_What is required_
Determine the count of lines holding "Economics" and give that count alone.

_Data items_
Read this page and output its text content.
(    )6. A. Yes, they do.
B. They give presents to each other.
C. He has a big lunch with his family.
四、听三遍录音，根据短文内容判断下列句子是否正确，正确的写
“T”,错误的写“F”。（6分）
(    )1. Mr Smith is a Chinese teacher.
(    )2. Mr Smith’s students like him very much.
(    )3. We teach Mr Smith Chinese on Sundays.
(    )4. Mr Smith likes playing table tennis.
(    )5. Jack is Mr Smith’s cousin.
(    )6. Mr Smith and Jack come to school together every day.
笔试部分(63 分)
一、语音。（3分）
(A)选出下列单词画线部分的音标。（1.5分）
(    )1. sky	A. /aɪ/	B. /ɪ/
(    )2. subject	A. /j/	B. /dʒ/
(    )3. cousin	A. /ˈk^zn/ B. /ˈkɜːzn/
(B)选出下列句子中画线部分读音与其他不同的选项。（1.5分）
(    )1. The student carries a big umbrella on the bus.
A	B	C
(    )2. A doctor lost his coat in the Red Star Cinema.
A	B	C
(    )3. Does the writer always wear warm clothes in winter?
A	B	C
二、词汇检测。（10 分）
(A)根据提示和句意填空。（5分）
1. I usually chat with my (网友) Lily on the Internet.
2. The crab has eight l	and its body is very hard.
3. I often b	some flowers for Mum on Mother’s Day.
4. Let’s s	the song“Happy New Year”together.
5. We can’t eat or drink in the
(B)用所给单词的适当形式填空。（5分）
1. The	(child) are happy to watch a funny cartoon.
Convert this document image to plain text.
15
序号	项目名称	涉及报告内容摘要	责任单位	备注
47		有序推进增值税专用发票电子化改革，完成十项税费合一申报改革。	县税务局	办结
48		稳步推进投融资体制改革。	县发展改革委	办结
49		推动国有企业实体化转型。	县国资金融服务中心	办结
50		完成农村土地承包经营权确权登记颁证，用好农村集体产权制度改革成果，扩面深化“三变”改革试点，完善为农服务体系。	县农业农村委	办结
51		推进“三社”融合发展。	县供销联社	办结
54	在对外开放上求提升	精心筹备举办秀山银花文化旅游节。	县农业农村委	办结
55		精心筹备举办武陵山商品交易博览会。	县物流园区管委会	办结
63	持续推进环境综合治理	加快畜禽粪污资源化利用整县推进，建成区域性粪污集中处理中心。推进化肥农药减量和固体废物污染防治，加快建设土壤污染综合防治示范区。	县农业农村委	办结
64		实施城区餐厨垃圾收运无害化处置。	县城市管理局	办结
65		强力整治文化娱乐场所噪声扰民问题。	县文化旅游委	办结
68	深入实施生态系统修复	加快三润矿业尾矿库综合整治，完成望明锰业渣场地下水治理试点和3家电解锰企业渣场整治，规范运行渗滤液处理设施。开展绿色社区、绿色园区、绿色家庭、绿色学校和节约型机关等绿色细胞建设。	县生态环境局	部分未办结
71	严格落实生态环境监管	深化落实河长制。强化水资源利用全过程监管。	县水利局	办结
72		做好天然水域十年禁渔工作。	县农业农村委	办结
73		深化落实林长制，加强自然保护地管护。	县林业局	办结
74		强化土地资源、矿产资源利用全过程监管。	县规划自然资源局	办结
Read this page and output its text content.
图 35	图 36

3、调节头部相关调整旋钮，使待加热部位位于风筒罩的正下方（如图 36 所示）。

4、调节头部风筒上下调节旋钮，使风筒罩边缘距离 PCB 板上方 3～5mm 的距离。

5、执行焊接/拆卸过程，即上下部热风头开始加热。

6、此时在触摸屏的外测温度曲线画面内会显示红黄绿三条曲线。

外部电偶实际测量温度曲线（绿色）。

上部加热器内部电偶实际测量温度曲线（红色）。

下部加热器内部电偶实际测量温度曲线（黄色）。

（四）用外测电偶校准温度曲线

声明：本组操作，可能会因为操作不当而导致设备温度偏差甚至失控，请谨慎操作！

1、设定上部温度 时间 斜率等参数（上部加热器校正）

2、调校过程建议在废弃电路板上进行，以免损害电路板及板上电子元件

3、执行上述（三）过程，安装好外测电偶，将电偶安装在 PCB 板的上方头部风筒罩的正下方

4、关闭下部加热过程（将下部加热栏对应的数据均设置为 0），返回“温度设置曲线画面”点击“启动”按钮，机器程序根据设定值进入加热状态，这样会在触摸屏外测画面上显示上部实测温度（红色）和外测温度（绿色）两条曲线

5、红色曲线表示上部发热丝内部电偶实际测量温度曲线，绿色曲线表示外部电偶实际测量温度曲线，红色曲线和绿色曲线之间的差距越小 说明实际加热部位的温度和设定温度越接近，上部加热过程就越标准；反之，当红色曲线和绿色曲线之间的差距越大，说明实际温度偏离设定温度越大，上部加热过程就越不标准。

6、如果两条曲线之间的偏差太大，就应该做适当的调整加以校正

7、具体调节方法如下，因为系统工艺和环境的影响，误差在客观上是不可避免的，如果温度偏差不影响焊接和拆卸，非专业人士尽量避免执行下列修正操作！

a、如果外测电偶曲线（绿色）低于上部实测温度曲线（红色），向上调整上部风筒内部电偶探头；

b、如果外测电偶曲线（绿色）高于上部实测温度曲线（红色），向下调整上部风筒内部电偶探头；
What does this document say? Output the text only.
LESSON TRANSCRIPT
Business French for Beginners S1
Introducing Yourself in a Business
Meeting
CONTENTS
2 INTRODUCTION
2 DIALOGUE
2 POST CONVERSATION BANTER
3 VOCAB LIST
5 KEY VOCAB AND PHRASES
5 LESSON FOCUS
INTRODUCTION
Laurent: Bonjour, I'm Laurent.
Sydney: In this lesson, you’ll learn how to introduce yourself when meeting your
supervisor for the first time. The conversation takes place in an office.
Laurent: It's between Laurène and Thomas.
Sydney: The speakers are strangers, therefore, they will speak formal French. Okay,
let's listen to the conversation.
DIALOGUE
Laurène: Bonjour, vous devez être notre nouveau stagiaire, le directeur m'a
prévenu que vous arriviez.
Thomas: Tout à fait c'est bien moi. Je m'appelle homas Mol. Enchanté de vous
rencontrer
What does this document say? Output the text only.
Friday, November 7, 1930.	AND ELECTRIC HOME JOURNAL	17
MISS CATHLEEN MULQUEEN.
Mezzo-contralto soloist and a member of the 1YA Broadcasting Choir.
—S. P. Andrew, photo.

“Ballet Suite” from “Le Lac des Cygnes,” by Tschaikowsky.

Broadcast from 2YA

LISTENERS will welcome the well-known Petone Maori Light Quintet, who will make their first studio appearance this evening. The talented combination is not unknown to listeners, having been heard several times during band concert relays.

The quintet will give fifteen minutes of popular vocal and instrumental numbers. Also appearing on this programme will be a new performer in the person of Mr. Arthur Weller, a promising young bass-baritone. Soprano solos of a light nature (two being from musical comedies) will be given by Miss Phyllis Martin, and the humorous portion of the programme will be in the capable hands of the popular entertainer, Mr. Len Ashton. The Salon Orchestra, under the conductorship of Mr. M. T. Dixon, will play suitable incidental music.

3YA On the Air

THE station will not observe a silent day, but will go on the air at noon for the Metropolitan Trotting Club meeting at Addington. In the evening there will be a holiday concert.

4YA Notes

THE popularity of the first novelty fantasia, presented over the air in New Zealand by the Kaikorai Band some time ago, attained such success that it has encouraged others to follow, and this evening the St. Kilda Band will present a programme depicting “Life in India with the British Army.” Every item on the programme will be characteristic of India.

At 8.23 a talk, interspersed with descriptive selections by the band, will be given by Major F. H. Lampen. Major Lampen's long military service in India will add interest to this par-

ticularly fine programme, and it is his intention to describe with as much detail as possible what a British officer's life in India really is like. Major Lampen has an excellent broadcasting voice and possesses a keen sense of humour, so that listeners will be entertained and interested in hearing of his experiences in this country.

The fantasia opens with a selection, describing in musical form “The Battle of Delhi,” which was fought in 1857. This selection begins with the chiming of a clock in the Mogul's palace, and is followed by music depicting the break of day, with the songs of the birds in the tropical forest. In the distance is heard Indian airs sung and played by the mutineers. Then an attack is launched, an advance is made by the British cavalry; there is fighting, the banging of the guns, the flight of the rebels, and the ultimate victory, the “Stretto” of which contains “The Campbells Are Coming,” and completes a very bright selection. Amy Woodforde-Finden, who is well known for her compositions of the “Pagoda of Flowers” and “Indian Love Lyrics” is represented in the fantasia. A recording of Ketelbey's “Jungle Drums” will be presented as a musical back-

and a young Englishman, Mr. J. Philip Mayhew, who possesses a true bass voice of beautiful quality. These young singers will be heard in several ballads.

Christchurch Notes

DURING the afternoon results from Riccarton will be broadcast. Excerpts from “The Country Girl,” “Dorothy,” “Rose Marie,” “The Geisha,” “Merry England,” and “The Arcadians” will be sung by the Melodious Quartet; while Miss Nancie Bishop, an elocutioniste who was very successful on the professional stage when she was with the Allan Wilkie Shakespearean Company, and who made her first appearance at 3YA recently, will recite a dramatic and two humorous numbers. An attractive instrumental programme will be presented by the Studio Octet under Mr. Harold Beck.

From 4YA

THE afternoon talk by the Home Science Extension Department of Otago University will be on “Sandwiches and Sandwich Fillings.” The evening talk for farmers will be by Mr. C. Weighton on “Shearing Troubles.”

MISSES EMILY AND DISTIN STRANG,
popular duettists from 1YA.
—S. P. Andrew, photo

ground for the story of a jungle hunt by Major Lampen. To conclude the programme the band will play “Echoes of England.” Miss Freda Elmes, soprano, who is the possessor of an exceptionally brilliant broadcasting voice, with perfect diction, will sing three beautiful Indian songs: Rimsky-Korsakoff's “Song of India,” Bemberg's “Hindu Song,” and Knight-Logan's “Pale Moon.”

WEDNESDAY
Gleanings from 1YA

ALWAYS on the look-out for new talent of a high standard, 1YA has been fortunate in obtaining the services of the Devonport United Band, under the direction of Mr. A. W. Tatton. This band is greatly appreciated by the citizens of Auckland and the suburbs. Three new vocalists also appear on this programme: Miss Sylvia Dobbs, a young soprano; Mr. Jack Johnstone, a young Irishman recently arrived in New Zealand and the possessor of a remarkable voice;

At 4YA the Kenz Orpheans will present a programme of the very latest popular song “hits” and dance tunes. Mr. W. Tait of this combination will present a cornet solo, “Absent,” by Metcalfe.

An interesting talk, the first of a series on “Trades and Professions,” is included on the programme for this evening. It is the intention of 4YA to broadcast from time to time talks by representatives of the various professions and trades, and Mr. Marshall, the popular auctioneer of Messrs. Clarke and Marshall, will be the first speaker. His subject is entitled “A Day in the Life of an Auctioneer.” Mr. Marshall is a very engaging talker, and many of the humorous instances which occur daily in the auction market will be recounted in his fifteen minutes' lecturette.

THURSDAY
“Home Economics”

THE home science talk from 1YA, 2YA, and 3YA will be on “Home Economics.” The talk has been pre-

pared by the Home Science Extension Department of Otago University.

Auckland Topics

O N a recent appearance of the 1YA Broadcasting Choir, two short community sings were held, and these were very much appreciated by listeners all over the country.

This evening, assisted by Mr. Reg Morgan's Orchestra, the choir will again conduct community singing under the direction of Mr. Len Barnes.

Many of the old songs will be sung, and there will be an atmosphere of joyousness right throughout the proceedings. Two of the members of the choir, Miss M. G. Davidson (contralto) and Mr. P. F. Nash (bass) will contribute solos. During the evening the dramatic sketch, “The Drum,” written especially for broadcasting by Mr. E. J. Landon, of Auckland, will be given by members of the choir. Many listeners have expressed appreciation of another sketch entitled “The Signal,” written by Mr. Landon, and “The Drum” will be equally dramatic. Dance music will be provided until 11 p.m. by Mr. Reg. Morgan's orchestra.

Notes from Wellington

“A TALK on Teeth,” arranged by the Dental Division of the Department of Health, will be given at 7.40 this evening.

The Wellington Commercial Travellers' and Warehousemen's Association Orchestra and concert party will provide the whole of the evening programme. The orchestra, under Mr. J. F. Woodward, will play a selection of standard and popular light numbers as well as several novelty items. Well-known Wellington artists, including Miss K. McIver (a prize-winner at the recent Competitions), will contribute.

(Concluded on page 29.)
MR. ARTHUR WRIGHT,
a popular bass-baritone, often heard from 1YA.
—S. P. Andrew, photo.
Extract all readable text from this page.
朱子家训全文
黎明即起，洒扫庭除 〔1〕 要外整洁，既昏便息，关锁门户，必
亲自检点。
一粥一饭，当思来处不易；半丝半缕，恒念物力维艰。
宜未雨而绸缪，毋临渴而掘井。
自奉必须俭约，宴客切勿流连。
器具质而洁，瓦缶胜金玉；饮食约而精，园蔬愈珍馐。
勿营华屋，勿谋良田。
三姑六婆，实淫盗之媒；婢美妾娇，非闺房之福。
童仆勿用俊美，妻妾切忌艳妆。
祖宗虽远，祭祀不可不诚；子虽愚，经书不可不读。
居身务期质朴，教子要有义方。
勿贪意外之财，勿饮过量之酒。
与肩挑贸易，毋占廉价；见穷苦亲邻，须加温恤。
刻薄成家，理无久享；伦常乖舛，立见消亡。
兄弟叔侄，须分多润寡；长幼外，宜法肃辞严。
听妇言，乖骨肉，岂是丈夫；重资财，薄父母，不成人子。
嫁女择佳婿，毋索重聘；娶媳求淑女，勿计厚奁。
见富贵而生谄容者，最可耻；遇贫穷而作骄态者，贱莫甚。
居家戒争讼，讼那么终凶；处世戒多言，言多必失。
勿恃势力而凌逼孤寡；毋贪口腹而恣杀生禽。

_Response below_
2